**What to do:**
Locate each line of the material that contains "name", then return it.
——
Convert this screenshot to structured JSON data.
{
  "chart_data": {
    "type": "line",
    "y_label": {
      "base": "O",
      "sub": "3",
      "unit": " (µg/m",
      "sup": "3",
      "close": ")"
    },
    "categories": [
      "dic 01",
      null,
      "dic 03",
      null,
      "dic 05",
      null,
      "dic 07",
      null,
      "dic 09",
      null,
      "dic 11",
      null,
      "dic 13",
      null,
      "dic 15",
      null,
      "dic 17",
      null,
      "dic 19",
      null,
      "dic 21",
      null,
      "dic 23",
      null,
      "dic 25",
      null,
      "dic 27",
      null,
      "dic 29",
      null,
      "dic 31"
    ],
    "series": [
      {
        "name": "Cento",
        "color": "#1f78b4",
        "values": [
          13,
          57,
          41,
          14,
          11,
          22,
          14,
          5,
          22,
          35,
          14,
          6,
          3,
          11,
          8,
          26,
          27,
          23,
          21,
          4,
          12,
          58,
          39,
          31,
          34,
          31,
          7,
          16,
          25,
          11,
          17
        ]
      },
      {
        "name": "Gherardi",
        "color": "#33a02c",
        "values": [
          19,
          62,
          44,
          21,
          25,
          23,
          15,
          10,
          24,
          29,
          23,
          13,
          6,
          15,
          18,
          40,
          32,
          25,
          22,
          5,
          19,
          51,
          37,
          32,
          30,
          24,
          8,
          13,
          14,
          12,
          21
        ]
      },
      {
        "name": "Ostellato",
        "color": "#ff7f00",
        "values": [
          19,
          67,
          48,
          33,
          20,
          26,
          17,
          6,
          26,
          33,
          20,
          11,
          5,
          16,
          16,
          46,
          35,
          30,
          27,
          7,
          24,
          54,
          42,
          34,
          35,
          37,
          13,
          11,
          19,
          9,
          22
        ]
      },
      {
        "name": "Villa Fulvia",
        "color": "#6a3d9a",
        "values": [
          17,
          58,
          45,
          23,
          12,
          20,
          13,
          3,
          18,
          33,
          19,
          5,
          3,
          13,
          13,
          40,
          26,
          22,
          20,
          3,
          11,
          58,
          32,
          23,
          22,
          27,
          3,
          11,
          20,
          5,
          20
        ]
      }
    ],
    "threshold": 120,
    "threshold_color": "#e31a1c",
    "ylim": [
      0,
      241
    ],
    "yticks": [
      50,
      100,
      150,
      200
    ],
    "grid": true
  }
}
——
**Written reply:**
        "name": "Cento",
        "name": "Gherardi",
        "name": "Ostellato",
        "name": "Villa Fulvia",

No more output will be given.